■ **What is asked**
Check each line of the listing, and copy it if it contains the word "Microsoft".

+++

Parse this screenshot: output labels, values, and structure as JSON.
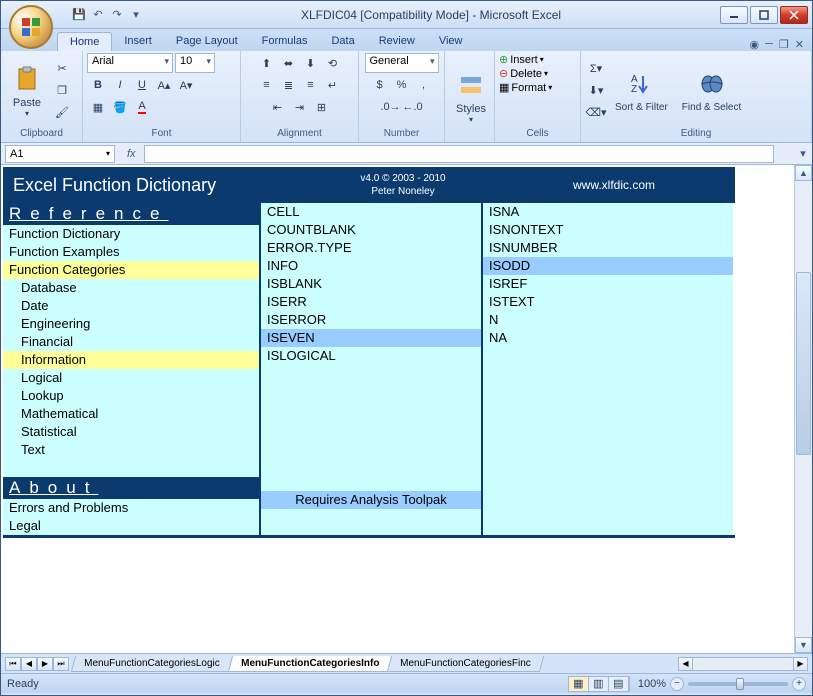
{
  "window": {
    "title": "XLFDIC04  [Compatibility Mode] - Microsoft Excel"
  },
  "ribbon": {
    "tabs": [
      "Home",
      "Insert",
      "Page Layout",
      "Formulas",
      "Data",
      "Review",
      "View"
    ],
    "active_tab": "Home",
    "groups": {
      "clipboard": "Clipboard",
      "font": "Font",
      "alignment": "Alignment",
      "number": "Number",
      "styles": "Styles",
      "cells": "Cells",
      "editing": "Editing"
    },
    "paste": "Paste",
    "font_name": "Arial",
    "font_size": "10",
    "number_format": "General",
    "styles_btn": "Styles",
    "insert": "Insert",
    "delete": "Delete",
    "format": "Format",
    "sort_filter": "Sort & Filter",
    "find_select": "Find & Select"
  },
  "formula_bar": {
    "name_box": "A1",
    "fx": "fx"
  },
  "dictionary": {
    "title": "Excel Function Dictionary",
    "version": "v4.0 © 2003 - 2010",
    "author": "Peter Noneley",
    "url": "www.xlfdic.com",
    "reference_hdr": "Reference",
    "about_hdr": "About",
    "col1_top": [
      {
        "text": "Function Dictionary",
        "cls": ""
      },
      {
        "text": "Function Examples",
        "cls": ""
      },
      {
        "text": "Function Categories",
        "cls": "hl-yellow"
      },
      {
        "text": "Database",
        "cls": "indent"
      },
      {
        "text": "Date",
        "cls": "indent"
      },
      {
        "text": "Engineering",
        "cls": "indent"
      },
      {
        "text": "Financial",
        "cls": "indent"
      },
      {
        "text": "Information",
        "cls": "indent hl-yellow"
      },
      {
        "text": "Logical",
        "cls": "indent"
      },
      {
        "text": "Lookup",
        "cls": "indent"
      },
      {
        "text": "Mathematical",
        "cls": "indent"
      },
      {
        "text": "Statistical",
        "cls": "indent"
      },
      {
        "text": "Text",
        "cls": "indent"
      }
    ],
    "col1_about": [
      {
        "text": "Errors and Problems",
        "cls": ""
      },
      {
        "text": "Legal",
        "cls": ""
      }
    ],
    "col2": [
      {
        "text": "CELL",
        "cls": ""
      },
      {
        "text": "COUNTBLANK",
        "cls": ""
      },
      {
        "text": "ERROR.TYPE",
        "cls": ""
      },
      {
        "text": "INFO",
        "cls": ""
      },
      {
        "text": "ISBLANK",
        "cls": ""
      },
      {
        "text": "ISERR",
        "cls": ""
      },
      {
        "text": "ISERROR",
        "cls": ""
      },
      {
        "text": "ISEVEN",
        "cls": "hl-blue"
      },
      {
        "text": "ISLOGICAL",
        "cls": ""
      }
    ],
    "col3": [
      {
        "text": "ISNA",
        "cls": ""
      },
      {
        "text": "ISNONTEXT",
        "cls": ""
      },
      {
        "text": "ISNUMBER",
        "cls": ""
      },
      {
        "text": "ISODD",
        "cls": "hl-blue"
      },
      {
        "text": "ISREF",
        "cls": ""
      },
      {
        "text": "ISTEXT",
        "cls": ""
      },
      {
        "text": "N",
        "cls": ""
      },
      {
        "text": "NA",
        "cls": ""
      }
    ],
    "toolpak": "Requires Analysis Toolpak"
  },
  "sheet_tabs": {
    "tabs": [
      "MenuFunctionCategoriesLogic",
      "MenuFunctionCategoriesInfo",
      "MenuFunctionCategoriesFinc"
    ],
    "active": 1
  },
  "status": {
    "text": "Ready",
    "zoom": "100%"
  }
}
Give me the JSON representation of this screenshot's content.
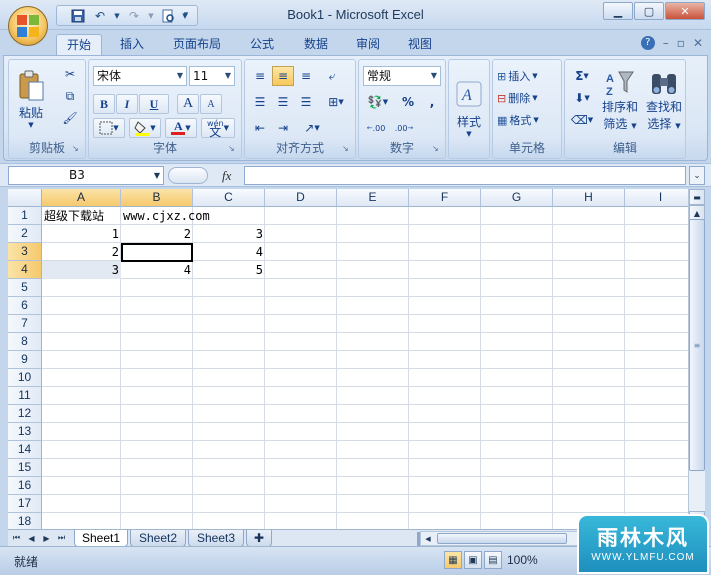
{
  "window": {
    "title": "Book1 - Microsoft Excel"
  },
  "ribbon_tabs": [
    "开始",
    "插入",
    "页面布局",
    "公式",
    "数据",
    "审阅",
    "视图"
  ],
  "clipboard": {
    "paste_label": "粘贴",
    "group_label": "剪贴板"
  },
  "font": {
    "name": "宋体",
    "size": "11",
    "group_label": "字体",
    "bold": "B",
    "italic": "I",
    "underline": "U",
    "grow": "A",
    "shrink": "A",
    "color_letter": "A",
    "phonetic": "wén",
    "phonetic_char": "文"
  },
  "alignment": {
    "group_label": "对齐方式"
  },
  "number": {
    "format": "常规",
    "group_label": "数字",
    "percent": "%",
    "comma": ",",
    "inc_decimal": ".00",
    "dec_decimal": ".00"
  },
  "styles": {
    "label": "样式"
  },
  "cells": {
    "insert": "插入",
    "delete": "删除",
    "format": "格式",
    "group_label": "单元格"
  },
  "editing": {
    "sum": "Σ",
    "sort_label": "排序和",
    "sort_label2": "筛选",
    "find_label": "查找和",
    "find_label2": "选择",
    "group_label": "编辑"
  },
  "formula_bar": {
    "name_box": "B3",
    "fx": "fx",
    "value": ""
  },
  "columns": [
    "A",
    "B",
    "C",
    "D",
    "E",
    "F",
    "G",
    "H",
    "I"
  ],
  "rows": [
    "1",
    "2",
    "3",
    "4",
    "5",
    "6",
    "7",
    "8",
    "9",
    "10",
    "11",
    "12",
    "13",
    "14",
    "15",
    "16",
    "17",
    "18"
  ],
  "cells_data": {
    "A1": "超级下载站",
    "B1": "www.cjxz.com",
    "A2": "1",
    "B2": "2",
    "C2": "3",
    "A3": "2",
    "C3": "4",
    "A4": "3",
    "B4": "4",
    "C4": "5"
  },
  "sheets": [
    "Sheet1",
    "Sheet2",
    "Sheet3"
  ],
  "status": {
    "ready": "就绪",
    "zoom": "100%"
  },
  "watermark": {
    "text": "雨林木风",
    "url": "WWW.YLMFU.COM"
  }
}
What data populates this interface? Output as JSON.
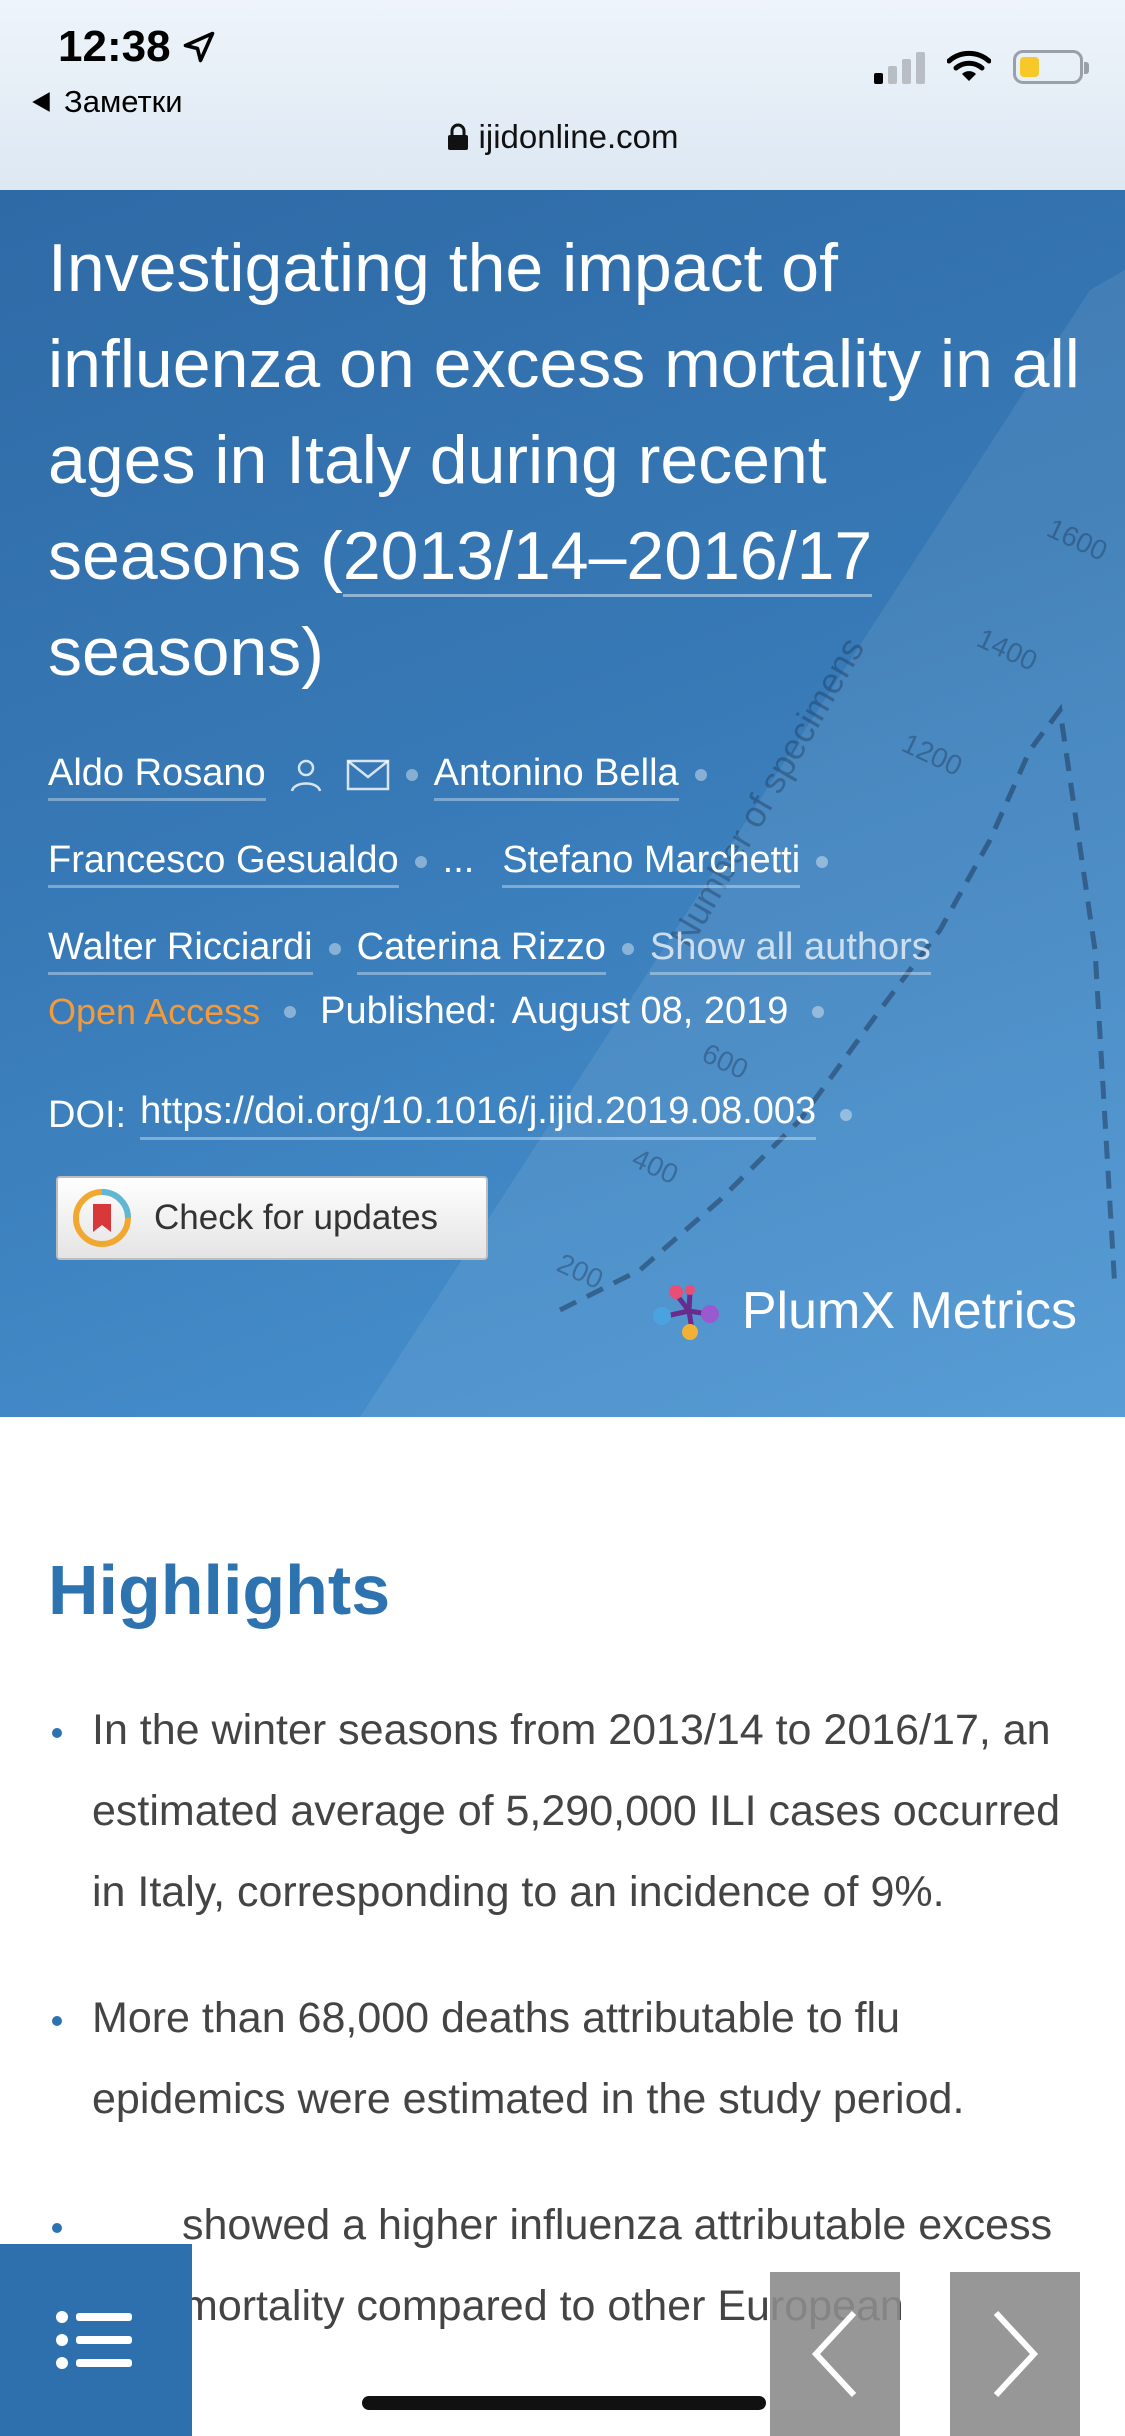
{
  "status": {
    "time": "12:38",
    "back_app": "Заметки",
    "battery_level": 0.3
  },
  "browser": {
    "url": "ijidonline.com"
  },
  "article": {
    "title_part1": "Investigating the impact of influenza on excess mortality in all ages in Italy during recent seasons (",
    "title_link": "2013/14–2016/17",
    "title_part2": " seasons)",
    "authors": [
      "Aldo Rosano",
      "Antonino Bella",
      "Francesco Gesualdo",
      "Stefano Marchetti",
      "Walter Ricciardi",
      "Caterina Rizzo"
    ],
    "authors_ellipsis": "...",
    "show_all_authors": "Show all authors",
    "open_access": "Open Access",
    "published_label": "Published:",
    "published_date": "August 08, 2019",
    "doi_label": "DOI:",
    "doi_link": "https://doi.org/10.1016/j.ijid.2019.08.003",
    "check_updates": "Check for updates",
    "plumx": "PlumX Metrics"
  },
  "hero_chart": {
    "ylabel": "Number of specimens",
    "ticks": [
      "1600",
      "1400",
      "1200",
      "600",
      "400",
      "200"
    ]
  },
  "highlights": {
    "title": "Highlights",
    "items": [
      "In the winter seasons from 2013/14 to 2016/17, an estimated average of 5,290,000 ILI cases occurred in Italy, corresponding to an incidence of 9%.",
      "More than 68,000 deaths attributable to flu epidemics were estimated in the study period.",
      "showed a higher influenza attributable excess mortality compared to other European"
    ]
  },
  "colors": {
    "hero": "#3779b6",
    "accent": "#2d73b0",
    "open_access": "#f39a3c"
  },
  "icons": {
    "toc": "list-icon",
    "prev": "chevron-left-icon",
    "next": "chevron-right-icon"
  }
}
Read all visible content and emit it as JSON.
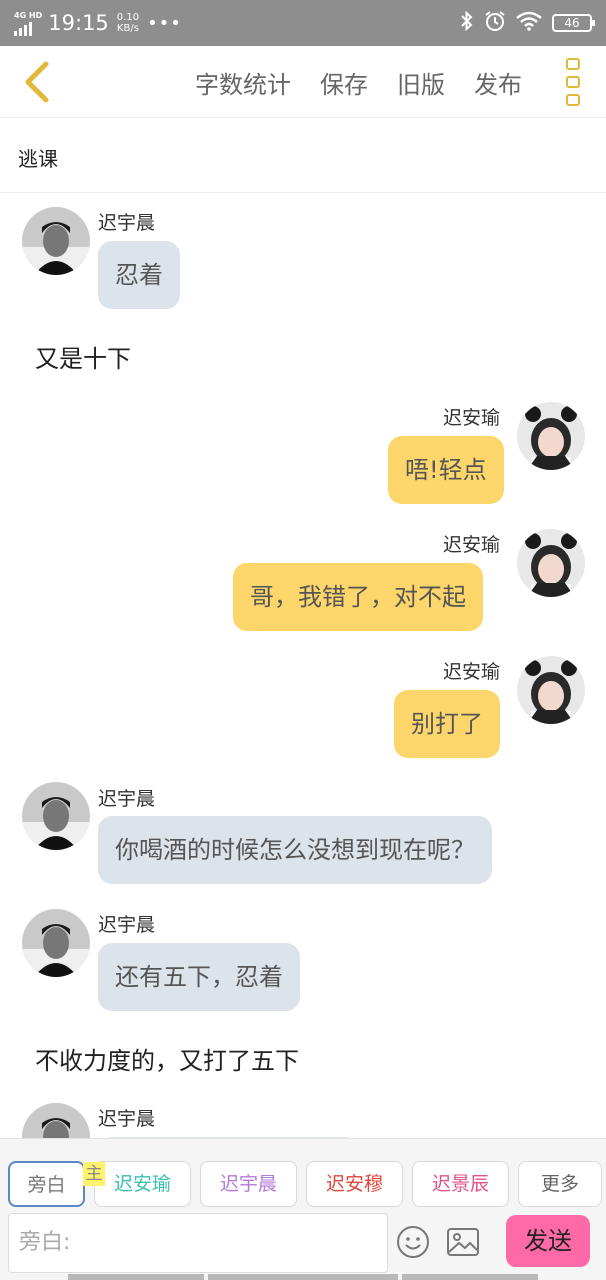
{
  "status_bar": {
    "network": "4G HD",
    "time": "19:15",
    "speed_value": "0.10",
    "speed_unit": "KB/s",
    "dots": "•••",
    "battery": "46"
  },
  "top_bar": {
    "actions": [
      "字数统计",
      "保存",
      "旧版",
      "发布"
    ]
  },
  "title": "逃课",
  "messages": [
    {
      "type": "left",
      "name": "迟宇晨",
      "text": "忍着"
    },
    {
      "type": "narration",
      "text": "又是十下"
    },
    {
      "type": "right",
      "name": "迟安瑜",
      "text": "唔!轻点"
    },
    {
      "type": "right",
      "name": "迟安瑜",
      "text": "哥，我错了，对不起"
    },
    {
      "type": "right",
      "name": "迟安瑜",
      "text": "别打了"
    },
    {
      "type": "left",
      "name": "迟宇晨",
      "text": "你喝酒的时候怎么没想到现在呢？"
    },
    {
      "type": "left",
      "name": "迟宇晨",
      "text": "还有五下，忍着"
    },
    {
      "type": "narration",
      "text": "不收力度的，又打了五下"
    },
    {
      "type": "left",
      "name": "迟宇晨",
      "text": ""
    }
  ],
  "roles": [
    {
      "label": "旁白",
      "color": "#777777"
    },
    {
      "label": "迟安瑜",
      "color": "#3bbfb0"
    },
    {
      "label": "迟宇晨",
      "color": "#b37ad8"
    },
    {
      "label": "迟安穆",
      "color": "#e0463c"
    },
    {
      "label": "迟景辰",
      "color": "#e0528a"
    },
    {
      "label": "更多",
      "color": "#666666"
    }
  ],
  "host_tag": "主",
  "input": {
    "placeholder": "旁白:"
  },
  "send_label": "发送",
  "colors": {
    "accent": "#e0b93a",
    "left_bubble": "#dde3ea",
    "right_bubble": "#fdd66b",
    "send": "#ff6aa6"
  }
}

+++

■ **The result**
    "title": "XLFDIC04  [Compatibility Mode] - Microsoft Excel"
    "title": "Book1 - Microsoft Excel"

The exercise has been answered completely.